[Dataset items]
□ □ □ □ □

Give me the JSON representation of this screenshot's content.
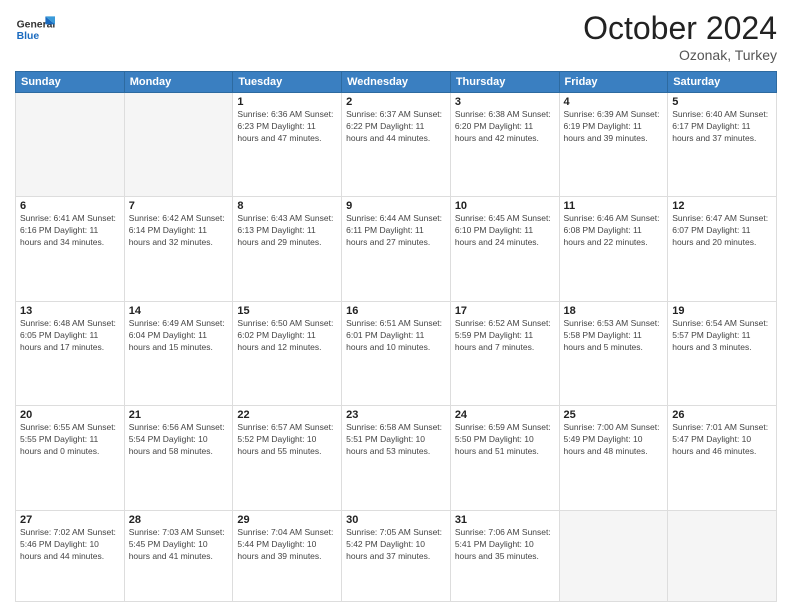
{
  "header": {
    "logo_general": "General",
    "logo_blue": "Blue",
    "month_title": "October 2024",
    "location": "Ozonak, Turkey"
  },
  "days_of_week": [
    "Sunday",
    "Monday",
    "Tuesday",
    "Wednesday",
    "Thursday",
    "Friday",
    "Saturday"
  ],
  "weeks": [
    [
      {
        "day": "",
        "info": ""
      },
      {
        "day": "",
        "info": ""
      },
      {
        "day": "1",
        "info": "Sunrise: 6:36 AM\nSunset: 6:23 PM\nDaylight: 11 hours and 47 minutes."
      },
      {
        "day": "2",
        "info": "Sunrise: 6:37 AM\nSunset: 6:22 PM\nDaylight: 11 hours and 44 minutes."
      },
      {
        "day": "3",
        "info": "Sunrise: 6:38 AM\nSunset: 6:20 PM\nDaylight: 11 hours and 42 minutes."
      },
      {
        "day": "4",
        "info": "Sunrise: 6:39 AM\nSunset: 6:19 PM\nDaylight: 11 hours and 39 minutes."
      },
      {
        "day": "5",
        "info": "Sunrise: 6:40 AM\nSunset: 6:17 PM\nDaylight: 11 hours and 37 minutes."
      }
    ],
    [
      {
        "day": "6",
        "info": "Sunrise: 6:41 AM\nSunset: 6:16 PM\nDaylight: 11 hours and 34 minutes."
      },
      {
        "day": "7",
        "info": "Sunrise: 6:42 AM\nSunset: 6:14 PM\nDaylight: 11 hours and 32 minutes."
      },
      {
        "day": "8",
        "info": "Sunrise: 6:43 AM\nSunset: 6:13 PM\nDaylight: 11 hours and 29 minutes."
      },
      {
        "day": "9",
        "info": "Sunrise: 6:44 AM\nSunset: 6:11 PM\nDaylight: 11 hours and 27 minutes."
      },
      {
        "day": "10",
        "info": "Sunrise: 6:45 AM\nSunset: 6:10 PM\nDaylight: 11 hours and 24 minutes."
      },
      {
        "day": "11",
        "info": "Sunrise: 6:46 AM\nSunset: 6:08 PM\nDaylight: 11 hours and 22 minutes."
      },
      {
        "day": "12",
        "info": "Sunrise: 6:47 AM\nSunset: 6:07 PM\nDaylight: 11 hours and 20 minutes."
      }
    ],
    [
      {
        "day": "13",
        "info": "Sunrise: 6:48 AM\nSunset: 6:05 PM\nDaylight: 11 hours and 17 minutes."
      },
      {
        "day": "14",
        "info": "Sunrise: 6:49 AM\nSunset: 6:04 PM\nDaylight: 11 hours and 15 minutes."
      },
      {
        "day": "15",
        "info": "Sunrise: 6:50 AM\nSunset: 6:02 PM\nDaylight: 11 hours and 12 minutes."
      },
      {
        "day": "16",
        "info": "Sunrise: 6:51 AM\nSunset: 6:01 PM\nDaylight: 11 hours and 10 minutes."
      },
      {
        "day": "17",
        "info": "Sunrise: 6:52 AM\nSunset: 5:59 PM\nDaylight: 11 hours and 7 minutes."
      },
      {
        "day": "18",
        "info": "Sunrise: 6:53 AM\nSunset: 5:58 PM\nDaylight: 11 hours and 5 minutes."
      },
      {
        "day": "19",
        "info": "Sunrise: 6:54 AM\nSunset: 5:57 PM\nDaylight: 11 hours and 3 minutes."
      }
    ],
    [
      {
        "day": "20",
        "info": "Sunrise: 6:55 AM\nSunset: 5:55 PM\nDaylight: 11 hours and 0 minutes."
      },
      {
        "day": "21",
        "info": "Sunrise: 6:56 AM\nSunset: 5:54 PM\nDaylight: 10 hours and 58 minutes."
      },
      {
        "day": "22",
        "info": "Sunrise: 6:57 AM\nSunset: 5:52 PM\nDaylight: 10 hours and 55 minutes."
      },
      {
        "day": "23",
        "info": "Sunrise: 6:58 AM\nSunset: 5:51 PM\nDaylight: 10 hours and 53 minutes."
      },
      {
        "day": "24",
        "info": "Sunrise: 6:59 AM\nSunset: 5:50 PM\nDaylight: 10 hours and 51 minutes."
      },
      {
        "day": "25",
        "info": "Sunrise: 7:00 AM\nSunset: 5:49 PM\nDaylight: 10 hours and 48 minutes."
      },
      {
        "day": "26",
        "info": "Sunrise: 7:01 AM\nSunset: 5:47 PM\nDaylight: 10 hours and 46 minutes."
      }
    ],
    [
      {
        "day": "27",
        "info": "Sunrise: 7:02 AM\nSunset: 5:46 PM\nDaylight: 10 hours and 44 minutes."
      },
      {
        "day": "28",
        "info": "Sunrise: 7:03 AM\nSunset: 5:45 PM\nDaylight: 10 hours and 41 minutes."
      },
      {
        "day": "29",
        "info": "Sunrise: 7:04 AM\nSunset: 5:44 PM\nDaylight: 10 hours and 39 minutes."
      },
      {
        "day": "30",
        "info": "Sunrise: 7:05 AM\nSunset: 5:42 PM\nDaylight: 10 hours and 37 minutes."
      },
      {
        "day": "31",
        "info": "Sunrise: 7:06 AM\nSunset: 5:41 PM\nDaylight: 10 hours and 35 minutes."
      },
      {
        "day": "",
        "info": ""
      },
      {
        "day": "",
        "info": ""
      }
    ]
  ]
}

□ □ □ □ □

*Written exercise:*
Leave out every picture and copy the rest of the records exactly.

*Answer to the exercise:*
Give me the JSON representation of this screenshot's content.
{
  "header": {
    "logo_general": "General",
    "logo_blue": "Blue",
    "month_title": "October 2024",
    "location": "Ozonak, Turkey"
  },
  "days_of_week": [
    "Sunday",
    "Monday",
    "Tuesday",
    "Wednesday",
    "Thursday",
    "Friday",
    "Saturday"
  ],
  "weeks": [
    [
      {
        "day": "",
        "info": ""
      },
      {
        "day": "",
        "info": ""
      },
      {
        "day": "1",
        "info": "Sunrise: 6:36 AM\nSunset: 6:23 PM\nDaylight: 11 hours and 47 minutes."
      },
      {
        "day": "2",
        "info": "Sunrise: 6:37 AM\nSunset: 6:22 PM\nDaylight: 11 hours and 44 minutes."
      },
      {
        "day": "3",
        "info": "Sunrise: 6:38 AM\nSunset: 6:20 PM\nDaylight: 11 hours and 42 minutes."
      },
      {
        "day": "4",
        "info": "Sunrise: 6:39 AM\nSunset: 6:19 PM\nDaylight: 11 hours and 39 minutes."
      },
      {
        "day": "5",
        "info": "Sunrise: 6:40 AM\nSunset: 6:17 PM\nDaylight: 11 hours and 37 minutes."
      }
    ],
    [
      {
        "day": "6",
        "info": "Sunrise: 6:41 AM\nSunset: 6:16 PM\nDaylight: 11 hours and 34 minutes."
      },
      {
        "day": "7",
        "info": "Sunrise: 6:42 AM\nSunset: 6:14 PM\nDaylight: 11 hours and 32 minutes."
      },
      {
        "day": "8",
        "info": "Sunrise: 6:43 AM\nSunset: 6:13 PM\nDaylight: 11 hours and 29 minutes."
      },
      {
        "day": "9",
        "info": "Sunrise: 6:44 AM\nSunset: 6:11 PM\nDaylight: 11 hours and 27 minutes."
      },
      {
        "day": "10",
        "info": "Sunrise: 6:45 AM\nSunset: 6:10 PM\nDaylight: 11 hours and 24 minutes."
      },
      {
        "day": "11",
        "info": "Sunrise: 6:46 AM\nSunset: 6:08 PM\nDaylight: 11 hours and 22 minutes."
      },
      {
        "day": "12",
        "info": "Sunrise: 6:47 AM\nSunset: 6:07 PM\nDaylight: 11 hours and 20 minutes."
      }
    ],
    [
      {
        "day": "13",
        "info": "Sunrise: 6:48 AM\nSunset: 6:05 PM\nDaylight: 11 hours and 17 minutes."
      },
      {
        "day": "14",
        "info": "Sunrise: 6:49 AM\nSunset: 6:04 PM\nDaylight: 11 hours and 15 minutes."
      },
      {
        "day": "15",
        "info": "Sunrise: 6:50 AM\nSunset: 6:02 PM\nDaylight: 11 hours and 12 minutes."
      },
      {
        "day": "16",
        "info": "Sunrise: 6:51 AM\nSunset: 6:01 PM\nDaylight: 11 hours and 10 minutes."
      },
      {
        "day": "17",
        "info": "Sunrise: 6:52 AM\nSunset: 5:59 PM\nDaylight: 11 hours and 7 minutes."
      },
      {
        "day": "18",
        "info": "Sunrise: 6:53 AM\nSunset: 5:58 PM\nDaylight: 11 hours and 5 minutes."
      },
      {
        "day": "19",
        "info": "Sunrise: 6:54 AM\nSunset: 5:57 PM\nDaylight: 11 hours and 3 minutes."
      }
    ],
    [
      {
        "day": "20",
        "info": "Sunrise: 6:55 AM\nSunset: 5:55 PM\nDaylight: 11 hours and 0 minutes."
      },
      {
        "day": "21",
        "info": "Sunrise: 6:56 AM\nSunset: 5:54 PM\nDaylight: 10 hours and 58 minutes."
      },
      {
        "day": "22",
        "info": "Sunrise: 6:57 AM\nSunset: 5:52 PM\nDaylight: 10 hours and 55 minutes."
      },
      {
        "day": "23",
        "info": "Sunrise: 6:58 AM\nSunset: 5:51 PM\nDaylight: 10 hours and 53 minutes."
      },
      {
        "day": "24",
        "info": "Sunrise: 6:59 AM\nSunset: 5:50 PM\nDaylight: 10 hours and 51 minutes."
      },
      {
        "day": "25",
        "info": "Sunrise: 7:00 AM\nSunset: 5:49 PM\nDaylight: 10 hours and 48 minutes."
      },
      {
        "day": "26",
        "info": "Sunrise: 7:01 AM\nSunset: 5:47 PM\nDaylight: 10 hours and 46 minutes."
      }
    ],
    [
      {
        "day": "27",
        "info": "Sunrise: 7:02 AM\nSunset: 5:46 PM\nDaylight: 10 hours and 44 minutes."
      },
      {
        "day": "28",
        "info": "Sunrise: 7:03 AM\nSunset: 5:45 PM\nDaylight: 10 hours and 41 minutes."
      },
      {
        "day": "29",
        "info": "Sunrise: 7:04 AM\nSunset: 5:44 PM\nDaylight: 10 hours and 39 minutes."
      },
      {
        "day": "30",
        "info": "Sunrise: 7:05 AM\nSunset: 5:42 PM\nDaylight: 10 hours and 37 minutes."
      },
      {
        "day": "31",
        "info": "Sunrise: 7:06 AM\nSunset: 5:41 PM\nDaylight: 10 hours and 35 minutes."
      },
      {
        "day": "",
        "info": ""
      },
      {
        "day": "",
        "info": ""
      }
    ]
  ]
}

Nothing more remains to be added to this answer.